━━ The input

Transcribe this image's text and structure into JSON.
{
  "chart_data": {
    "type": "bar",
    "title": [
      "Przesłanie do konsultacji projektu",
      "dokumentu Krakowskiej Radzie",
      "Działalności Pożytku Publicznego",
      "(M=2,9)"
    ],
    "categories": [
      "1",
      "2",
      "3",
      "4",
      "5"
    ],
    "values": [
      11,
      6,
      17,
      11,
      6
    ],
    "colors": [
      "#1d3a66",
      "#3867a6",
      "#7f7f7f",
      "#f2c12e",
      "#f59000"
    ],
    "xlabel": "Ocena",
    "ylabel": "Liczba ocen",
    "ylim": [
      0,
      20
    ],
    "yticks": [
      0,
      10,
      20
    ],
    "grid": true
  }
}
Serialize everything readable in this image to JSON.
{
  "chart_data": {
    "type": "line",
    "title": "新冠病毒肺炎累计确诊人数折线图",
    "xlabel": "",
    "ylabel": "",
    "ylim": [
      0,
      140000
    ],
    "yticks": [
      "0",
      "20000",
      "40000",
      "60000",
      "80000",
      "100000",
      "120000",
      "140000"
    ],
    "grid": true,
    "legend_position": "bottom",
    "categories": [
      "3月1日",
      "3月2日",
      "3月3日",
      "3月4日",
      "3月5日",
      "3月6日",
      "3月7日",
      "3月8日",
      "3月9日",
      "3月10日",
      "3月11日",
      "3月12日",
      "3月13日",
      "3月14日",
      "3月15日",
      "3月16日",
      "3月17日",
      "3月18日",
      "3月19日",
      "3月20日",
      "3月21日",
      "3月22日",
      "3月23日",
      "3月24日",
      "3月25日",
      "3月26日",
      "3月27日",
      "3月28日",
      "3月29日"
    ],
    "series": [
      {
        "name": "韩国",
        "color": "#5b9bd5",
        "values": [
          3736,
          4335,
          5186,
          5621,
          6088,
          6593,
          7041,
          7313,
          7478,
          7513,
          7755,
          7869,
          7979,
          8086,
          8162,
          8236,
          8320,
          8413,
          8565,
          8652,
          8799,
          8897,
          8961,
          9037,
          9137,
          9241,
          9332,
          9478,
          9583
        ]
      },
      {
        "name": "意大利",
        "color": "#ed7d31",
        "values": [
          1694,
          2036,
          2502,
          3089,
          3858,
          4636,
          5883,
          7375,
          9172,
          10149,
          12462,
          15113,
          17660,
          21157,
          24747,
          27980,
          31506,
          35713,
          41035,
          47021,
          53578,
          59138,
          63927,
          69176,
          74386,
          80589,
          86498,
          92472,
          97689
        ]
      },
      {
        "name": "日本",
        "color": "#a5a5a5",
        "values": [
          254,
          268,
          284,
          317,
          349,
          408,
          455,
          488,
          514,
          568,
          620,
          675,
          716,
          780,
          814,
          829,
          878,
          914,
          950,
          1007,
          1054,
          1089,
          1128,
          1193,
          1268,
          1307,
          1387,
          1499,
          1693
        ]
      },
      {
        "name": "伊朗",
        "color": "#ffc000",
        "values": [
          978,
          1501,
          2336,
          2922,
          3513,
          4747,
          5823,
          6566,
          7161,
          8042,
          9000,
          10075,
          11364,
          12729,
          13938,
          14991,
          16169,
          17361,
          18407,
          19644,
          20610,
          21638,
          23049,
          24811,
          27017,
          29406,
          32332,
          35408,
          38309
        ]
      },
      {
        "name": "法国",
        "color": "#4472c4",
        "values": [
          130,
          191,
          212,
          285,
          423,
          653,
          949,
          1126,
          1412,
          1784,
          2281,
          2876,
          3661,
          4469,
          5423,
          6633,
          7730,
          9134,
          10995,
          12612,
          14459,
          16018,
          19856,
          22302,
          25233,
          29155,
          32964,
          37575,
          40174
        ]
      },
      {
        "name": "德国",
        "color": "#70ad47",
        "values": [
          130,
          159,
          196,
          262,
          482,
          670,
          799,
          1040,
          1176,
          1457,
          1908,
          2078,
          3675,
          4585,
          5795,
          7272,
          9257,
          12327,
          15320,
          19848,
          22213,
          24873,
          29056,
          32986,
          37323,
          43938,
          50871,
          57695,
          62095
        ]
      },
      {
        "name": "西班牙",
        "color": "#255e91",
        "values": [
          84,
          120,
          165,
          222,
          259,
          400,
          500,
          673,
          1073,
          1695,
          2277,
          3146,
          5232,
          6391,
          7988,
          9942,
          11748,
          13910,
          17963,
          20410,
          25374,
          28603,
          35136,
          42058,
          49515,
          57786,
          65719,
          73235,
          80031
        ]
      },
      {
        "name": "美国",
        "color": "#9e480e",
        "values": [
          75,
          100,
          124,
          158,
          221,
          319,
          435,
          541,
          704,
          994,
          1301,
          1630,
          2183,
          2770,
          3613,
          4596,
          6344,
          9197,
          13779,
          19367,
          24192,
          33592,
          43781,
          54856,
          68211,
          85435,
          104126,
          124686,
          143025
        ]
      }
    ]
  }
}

━━━━
━━ The input

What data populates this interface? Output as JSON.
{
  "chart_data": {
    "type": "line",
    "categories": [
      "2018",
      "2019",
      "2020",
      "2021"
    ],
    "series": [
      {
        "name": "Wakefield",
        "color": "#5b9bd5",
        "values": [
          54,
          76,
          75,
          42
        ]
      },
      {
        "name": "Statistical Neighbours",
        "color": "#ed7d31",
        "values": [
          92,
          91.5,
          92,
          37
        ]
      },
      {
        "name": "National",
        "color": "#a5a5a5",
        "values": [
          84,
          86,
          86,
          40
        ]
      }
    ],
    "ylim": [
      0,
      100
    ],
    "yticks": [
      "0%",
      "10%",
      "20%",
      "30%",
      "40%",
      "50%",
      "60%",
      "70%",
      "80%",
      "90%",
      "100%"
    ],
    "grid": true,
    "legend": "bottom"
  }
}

━━━━
━━ The input

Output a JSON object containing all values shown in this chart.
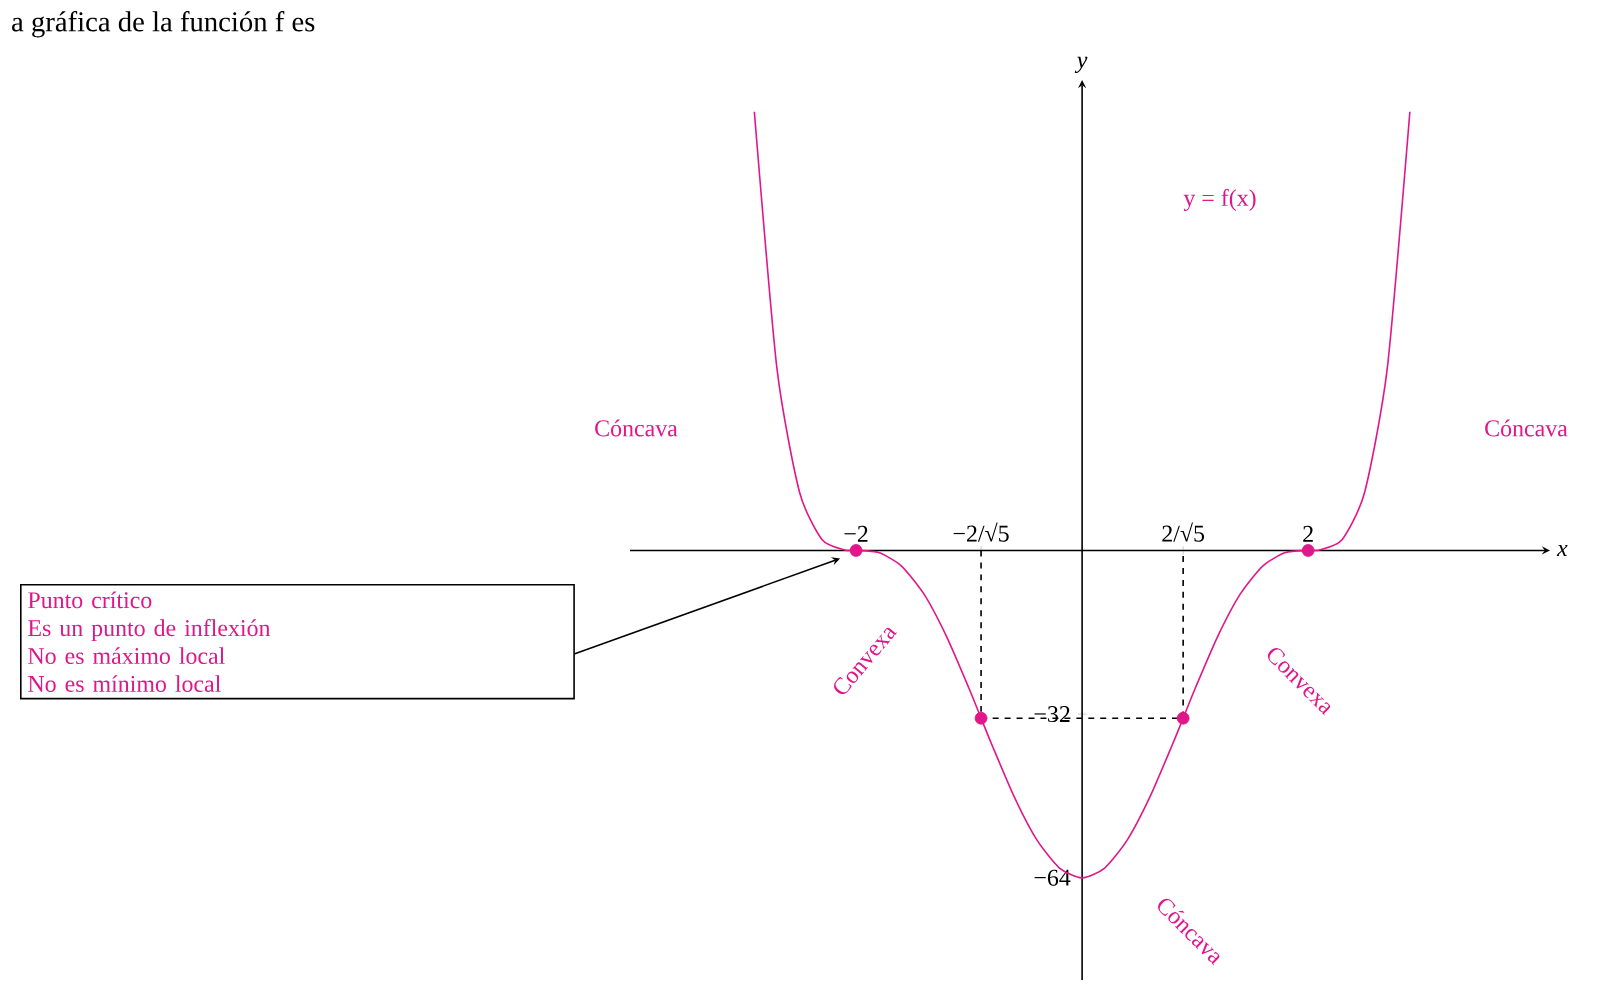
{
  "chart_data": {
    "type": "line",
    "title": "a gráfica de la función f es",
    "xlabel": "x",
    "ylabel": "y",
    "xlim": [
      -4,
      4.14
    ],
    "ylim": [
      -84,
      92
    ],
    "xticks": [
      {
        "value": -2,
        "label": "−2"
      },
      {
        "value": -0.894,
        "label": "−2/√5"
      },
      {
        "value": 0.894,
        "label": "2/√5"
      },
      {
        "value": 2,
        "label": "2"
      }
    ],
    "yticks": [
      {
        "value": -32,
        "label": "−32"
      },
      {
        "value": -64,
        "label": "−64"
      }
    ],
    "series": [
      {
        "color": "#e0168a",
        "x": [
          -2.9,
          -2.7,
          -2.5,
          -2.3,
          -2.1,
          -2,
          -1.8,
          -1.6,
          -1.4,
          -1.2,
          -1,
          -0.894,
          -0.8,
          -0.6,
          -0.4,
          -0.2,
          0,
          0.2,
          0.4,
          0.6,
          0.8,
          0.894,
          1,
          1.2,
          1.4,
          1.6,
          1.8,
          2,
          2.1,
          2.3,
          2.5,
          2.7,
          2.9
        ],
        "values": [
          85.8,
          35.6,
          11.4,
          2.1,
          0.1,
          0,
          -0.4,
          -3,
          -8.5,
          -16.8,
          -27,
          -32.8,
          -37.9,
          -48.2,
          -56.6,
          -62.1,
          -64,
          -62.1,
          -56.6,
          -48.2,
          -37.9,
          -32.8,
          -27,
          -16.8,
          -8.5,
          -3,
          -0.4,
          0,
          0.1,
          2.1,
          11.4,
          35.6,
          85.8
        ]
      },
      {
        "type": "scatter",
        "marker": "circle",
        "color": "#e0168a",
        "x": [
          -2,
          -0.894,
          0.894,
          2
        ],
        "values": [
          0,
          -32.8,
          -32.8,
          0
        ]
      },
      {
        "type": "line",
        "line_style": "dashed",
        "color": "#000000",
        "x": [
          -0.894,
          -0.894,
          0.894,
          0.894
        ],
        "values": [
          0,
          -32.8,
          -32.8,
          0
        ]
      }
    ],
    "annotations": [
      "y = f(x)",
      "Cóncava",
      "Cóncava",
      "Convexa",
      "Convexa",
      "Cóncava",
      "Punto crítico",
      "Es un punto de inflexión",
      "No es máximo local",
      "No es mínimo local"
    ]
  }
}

━━━━

Task: Copy whichever lines in the listing above contain the word "bottom".

Correct answer:
    "legend_position": "bottom",
    "legend": "bottom"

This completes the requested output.